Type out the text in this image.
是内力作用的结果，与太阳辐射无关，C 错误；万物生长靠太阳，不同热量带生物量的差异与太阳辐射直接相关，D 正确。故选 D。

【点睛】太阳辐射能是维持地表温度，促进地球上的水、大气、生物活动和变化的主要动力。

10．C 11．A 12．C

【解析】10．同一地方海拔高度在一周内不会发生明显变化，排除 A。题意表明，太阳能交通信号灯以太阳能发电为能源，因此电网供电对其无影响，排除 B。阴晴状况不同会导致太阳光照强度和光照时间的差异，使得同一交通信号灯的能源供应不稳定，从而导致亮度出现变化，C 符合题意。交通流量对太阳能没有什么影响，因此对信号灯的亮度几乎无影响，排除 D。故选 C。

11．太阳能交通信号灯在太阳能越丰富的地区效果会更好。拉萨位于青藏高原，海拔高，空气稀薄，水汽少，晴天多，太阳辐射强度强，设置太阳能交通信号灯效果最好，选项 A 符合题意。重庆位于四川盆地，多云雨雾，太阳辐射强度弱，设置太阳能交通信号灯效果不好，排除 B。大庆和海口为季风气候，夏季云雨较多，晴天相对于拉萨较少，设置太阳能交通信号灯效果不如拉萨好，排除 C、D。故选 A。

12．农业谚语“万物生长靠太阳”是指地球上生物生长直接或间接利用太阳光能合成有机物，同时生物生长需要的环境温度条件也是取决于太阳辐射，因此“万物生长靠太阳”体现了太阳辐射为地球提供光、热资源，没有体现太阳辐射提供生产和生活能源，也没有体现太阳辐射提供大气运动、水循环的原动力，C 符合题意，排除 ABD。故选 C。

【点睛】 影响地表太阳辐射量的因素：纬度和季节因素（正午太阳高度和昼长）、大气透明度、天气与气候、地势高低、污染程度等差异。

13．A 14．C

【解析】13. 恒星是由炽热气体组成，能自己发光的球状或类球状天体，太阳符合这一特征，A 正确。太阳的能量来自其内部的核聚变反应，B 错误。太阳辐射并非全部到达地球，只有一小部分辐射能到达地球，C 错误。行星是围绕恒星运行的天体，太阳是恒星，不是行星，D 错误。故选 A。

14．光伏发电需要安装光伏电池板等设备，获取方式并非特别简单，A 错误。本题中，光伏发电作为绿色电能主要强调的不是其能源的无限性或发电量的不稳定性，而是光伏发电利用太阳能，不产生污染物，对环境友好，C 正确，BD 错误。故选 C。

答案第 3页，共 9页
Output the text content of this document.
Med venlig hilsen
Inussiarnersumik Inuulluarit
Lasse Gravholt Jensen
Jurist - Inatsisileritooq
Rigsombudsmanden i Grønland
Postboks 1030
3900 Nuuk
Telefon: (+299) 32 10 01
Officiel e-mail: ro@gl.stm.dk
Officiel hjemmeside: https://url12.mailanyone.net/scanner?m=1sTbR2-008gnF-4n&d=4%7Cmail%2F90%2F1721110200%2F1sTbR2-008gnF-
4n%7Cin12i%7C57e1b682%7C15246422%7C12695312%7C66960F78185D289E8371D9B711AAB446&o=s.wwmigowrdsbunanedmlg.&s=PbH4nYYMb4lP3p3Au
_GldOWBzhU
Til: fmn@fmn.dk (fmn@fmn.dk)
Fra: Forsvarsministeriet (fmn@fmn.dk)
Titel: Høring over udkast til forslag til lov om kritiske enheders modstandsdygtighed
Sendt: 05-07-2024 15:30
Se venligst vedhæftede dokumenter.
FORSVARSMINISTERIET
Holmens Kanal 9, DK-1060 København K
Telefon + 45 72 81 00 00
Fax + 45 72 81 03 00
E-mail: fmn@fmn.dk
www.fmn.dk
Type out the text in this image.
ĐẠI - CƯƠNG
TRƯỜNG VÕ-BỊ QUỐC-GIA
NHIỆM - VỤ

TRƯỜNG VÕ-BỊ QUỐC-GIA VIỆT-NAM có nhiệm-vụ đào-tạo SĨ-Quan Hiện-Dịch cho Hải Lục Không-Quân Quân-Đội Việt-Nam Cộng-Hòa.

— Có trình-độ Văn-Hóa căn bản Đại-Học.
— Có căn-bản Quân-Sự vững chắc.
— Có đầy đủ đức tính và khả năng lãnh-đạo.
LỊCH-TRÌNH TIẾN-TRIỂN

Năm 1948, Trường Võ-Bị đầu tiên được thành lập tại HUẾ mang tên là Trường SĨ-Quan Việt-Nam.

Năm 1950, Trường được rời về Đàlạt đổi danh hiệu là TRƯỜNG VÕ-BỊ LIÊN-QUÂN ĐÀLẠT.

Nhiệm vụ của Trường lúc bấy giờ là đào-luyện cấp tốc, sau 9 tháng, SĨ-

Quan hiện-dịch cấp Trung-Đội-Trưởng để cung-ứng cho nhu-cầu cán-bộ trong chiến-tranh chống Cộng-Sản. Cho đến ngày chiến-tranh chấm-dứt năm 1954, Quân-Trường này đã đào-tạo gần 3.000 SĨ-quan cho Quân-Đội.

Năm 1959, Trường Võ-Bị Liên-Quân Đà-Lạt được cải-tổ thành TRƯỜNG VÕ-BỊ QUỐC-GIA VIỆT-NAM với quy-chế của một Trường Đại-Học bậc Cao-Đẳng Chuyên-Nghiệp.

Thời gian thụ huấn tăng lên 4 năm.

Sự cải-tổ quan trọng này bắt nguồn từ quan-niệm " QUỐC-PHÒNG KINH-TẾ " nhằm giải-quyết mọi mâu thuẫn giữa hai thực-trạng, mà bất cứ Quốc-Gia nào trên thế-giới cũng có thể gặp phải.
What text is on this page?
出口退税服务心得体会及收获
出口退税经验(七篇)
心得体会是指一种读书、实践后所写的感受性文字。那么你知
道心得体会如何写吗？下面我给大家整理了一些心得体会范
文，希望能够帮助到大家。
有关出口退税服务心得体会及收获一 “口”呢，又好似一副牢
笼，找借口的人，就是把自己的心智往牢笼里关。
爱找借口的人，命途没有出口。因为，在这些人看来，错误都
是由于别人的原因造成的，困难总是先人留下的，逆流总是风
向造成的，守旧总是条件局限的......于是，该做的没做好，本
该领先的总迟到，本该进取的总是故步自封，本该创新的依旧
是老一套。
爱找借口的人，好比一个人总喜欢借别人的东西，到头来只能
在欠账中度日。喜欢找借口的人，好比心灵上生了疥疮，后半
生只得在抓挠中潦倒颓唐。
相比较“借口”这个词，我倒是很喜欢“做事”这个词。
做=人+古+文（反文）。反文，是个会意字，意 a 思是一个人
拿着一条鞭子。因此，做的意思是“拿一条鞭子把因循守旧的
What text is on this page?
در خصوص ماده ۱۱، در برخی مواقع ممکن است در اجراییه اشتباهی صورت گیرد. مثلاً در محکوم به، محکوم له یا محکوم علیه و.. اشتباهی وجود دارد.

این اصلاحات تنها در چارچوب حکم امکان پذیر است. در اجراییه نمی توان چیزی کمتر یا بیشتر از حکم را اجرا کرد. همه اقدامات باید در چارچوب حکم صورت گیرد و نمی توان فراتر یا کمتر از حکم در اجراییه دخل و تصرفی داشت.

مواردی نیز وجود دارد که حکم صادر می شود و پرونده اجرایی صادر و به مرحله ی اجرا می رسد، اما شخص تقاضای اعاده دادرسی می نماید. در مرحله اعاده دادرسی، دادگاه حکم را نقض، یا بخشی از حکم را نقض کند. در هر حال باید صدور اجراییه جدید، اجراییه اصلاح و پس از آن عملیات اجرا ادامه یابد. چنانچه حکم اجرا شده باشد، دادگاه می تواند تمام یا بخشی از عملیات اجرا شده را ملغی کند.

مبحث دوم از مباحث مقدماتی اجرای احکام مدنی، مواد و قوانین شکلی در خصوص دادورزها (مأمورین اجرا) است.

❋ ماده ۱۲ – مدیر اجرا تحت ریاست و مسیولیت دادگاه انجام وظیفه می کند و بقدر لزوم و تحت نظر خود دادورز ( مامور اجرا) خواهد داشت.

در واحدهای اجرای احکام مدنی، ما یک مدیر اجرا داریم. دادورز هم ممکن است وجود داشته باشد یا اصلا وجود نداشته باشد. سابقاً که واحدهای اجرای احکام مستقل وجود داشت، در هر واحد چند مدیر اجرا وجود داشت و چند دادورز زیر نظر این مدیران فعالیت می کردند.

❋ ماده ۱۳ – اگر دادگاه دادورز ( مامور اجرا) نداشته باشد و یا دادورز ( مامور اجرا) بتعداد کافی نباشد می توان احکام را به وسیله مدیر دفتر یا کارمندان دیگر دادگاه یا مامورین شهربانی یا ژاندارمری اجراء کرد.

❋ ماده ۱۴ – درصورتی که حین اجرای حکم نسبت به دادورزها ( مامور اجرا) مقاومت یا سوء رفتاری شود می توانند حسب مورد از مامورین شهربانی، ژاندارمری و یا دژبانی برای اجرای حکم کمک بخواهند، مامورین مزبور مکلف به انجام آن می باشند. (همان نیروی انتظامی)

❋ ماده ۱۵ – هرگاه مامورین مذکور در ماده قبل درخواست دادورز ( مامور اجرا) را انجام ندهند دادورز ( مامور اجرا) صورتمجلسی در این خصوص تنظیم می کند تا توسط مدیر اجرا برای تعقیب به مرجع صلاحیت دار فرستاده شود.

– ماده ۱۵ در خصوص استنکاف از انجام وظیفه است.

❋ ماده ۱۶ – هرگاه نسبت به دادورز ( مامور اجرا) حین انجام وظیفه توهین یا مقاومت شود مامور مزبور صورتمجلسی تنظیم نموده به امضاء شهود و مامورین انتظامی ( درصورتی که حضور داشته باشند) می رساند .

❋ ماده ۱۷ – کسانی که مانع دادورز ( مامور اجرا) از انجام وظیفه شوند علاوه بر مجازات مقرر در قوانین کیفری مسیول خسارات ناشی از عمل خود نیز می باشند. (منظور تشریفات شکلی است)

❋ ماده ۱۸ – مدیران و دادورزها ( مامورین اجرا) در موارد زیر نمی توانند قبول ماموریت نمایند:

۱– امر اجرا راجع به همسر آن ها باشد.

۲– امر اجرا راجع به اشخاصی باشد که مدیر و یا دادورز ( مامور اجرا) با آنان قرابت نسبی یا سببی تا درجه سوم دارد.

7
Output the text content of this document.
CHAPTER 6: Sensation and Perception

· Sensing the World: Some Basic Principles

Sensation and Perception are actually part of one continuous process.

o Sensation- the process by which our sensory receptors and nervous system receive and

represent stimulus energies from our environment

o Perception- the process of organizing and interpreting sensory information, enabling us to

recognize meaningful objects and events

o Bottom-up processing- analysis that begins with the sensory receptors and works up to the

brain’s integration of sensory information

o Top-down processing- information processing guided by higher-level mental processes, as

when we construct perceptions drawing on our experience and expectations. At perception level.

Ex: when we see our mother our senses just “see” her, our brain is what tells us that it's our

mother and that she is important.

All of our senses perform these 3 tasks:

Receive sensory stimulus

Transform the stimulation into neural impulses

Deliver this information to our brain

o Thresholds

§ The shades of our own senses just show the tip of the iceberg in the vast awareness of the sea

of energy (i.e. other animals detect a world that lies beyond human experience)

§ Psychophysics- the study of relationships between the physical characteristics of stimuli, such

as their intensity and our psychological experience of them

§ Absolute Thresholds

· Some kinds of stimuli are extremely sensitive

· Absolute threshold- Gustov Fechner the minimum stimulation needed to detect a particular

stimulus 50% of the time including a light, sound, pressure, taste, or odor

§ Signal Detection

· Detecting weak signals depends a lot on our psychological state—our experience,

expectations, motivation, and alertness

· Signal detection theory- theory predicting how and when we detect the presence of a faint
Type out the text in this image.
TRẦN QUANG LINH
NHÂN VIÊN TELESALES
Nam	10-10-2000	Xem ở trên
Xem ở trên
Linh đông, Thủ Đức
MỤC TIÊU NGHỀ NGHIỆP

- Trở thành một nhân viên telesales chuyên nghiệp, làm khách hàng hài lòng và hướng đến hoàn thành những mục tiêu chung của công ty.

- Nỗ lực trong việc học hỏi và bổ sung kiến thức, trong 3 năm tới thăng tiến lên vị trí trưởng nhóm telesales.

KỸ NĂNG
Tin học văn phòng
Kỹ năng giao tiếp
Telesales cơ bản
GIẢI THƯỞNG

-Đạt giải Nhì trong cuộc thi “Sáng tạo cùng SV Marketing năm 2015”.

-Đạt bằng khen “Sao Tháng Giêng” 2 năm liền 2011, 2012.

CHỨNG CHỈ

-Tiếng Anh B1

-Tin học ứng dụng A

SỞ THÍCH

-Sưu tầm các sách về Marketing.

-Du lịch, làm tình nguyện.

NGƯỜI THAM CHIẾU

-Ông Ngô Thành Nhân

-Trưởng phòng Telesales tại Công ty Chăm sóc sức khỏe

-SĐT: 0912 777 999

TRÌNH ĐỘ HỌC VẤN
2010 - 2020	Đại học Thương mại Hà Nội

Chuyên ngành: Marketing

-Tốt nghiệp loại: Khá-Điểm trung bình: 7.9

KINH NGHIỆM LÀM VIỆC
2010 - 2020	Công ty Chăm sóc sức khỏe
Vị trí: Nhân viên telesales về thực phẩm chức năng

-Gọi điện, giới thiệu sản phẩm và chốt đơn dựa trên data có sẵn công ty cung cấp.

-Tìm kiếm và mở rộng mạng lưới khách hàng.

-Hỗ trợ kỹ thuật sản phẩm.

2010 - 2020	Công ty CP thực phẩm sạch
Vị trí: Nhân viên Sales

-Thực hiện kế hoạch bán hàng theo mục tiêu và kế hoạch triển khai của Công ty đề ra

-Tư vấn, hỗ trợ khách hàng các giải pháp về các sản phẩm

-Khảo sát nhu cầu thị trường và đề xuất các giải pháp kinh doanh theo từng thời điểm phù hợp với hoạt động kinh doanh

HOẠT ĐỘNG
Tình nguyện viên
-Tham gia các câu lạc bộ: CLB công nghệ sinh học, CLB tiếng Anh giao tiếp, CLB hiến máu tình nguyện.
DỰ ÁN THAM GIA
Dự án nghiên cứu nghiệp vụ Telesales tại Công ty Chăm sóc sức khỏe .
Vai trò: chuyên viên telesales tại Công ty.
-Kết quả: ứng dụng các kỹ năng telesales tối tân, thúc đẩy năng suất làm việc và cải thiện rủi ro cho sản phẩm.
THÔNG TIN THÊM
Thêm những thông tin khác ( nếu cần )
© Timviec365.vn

────────────────────────────────────────

> Your instructions:
Identify and copy lines that hold the string "符合题意".

> Written response:
【解析】10．同一地方海拔高度在一周内不会发生明显变化，排除 A。题意表明，太阳能交通信号灯以太阳能发电为能源，因此电网供电对其无影响，排除 B。阴晴状况不同会导致太阳光照强度和光照时间的差异，使得同一交通信号灯的能源供应不稳定，从而导致亮度出现变化，C 符合题意。交通流量对太阳能没有什么影响，因此对信号灯的亮度几乎无影响，排除 D。故选 C。
11．太阳能交通信号灯在太阳能越丰富的地区效果会更好。拉萨位于青藏高原，海拔高，空气稀薄，水汽少，晴天多，太阳辐射强度强，设置太阳能交通信号灯效果最好，选项 A 符合题意。重庆位于四川盆地，多云雨雾，太阳辐射强度弱，设置太阳能交通信号灯效果不好，排除 B。大庆和海口为季风气候，夏季云雨较多，晴天相对于拉萨较少，设置太阳能交通信号灯效果不如拉萨好，排除 C、D。故选 A。
12．农业谚语“万物生长靠太阳”是指地球上生物生长直接或间接利用太阳光能合成有机物，同时生物生长需要的环境温度条件也是取决于太阳辐射，因此“万物生长靠太阳”体现了太阳辐射为地球提供光、热资源，没有体现太阳辐射提供生产和生活能源，也没有体现太阳辐射提供大气运动、水循环的原动力，C 符合题意，排除 ABD。故选 C。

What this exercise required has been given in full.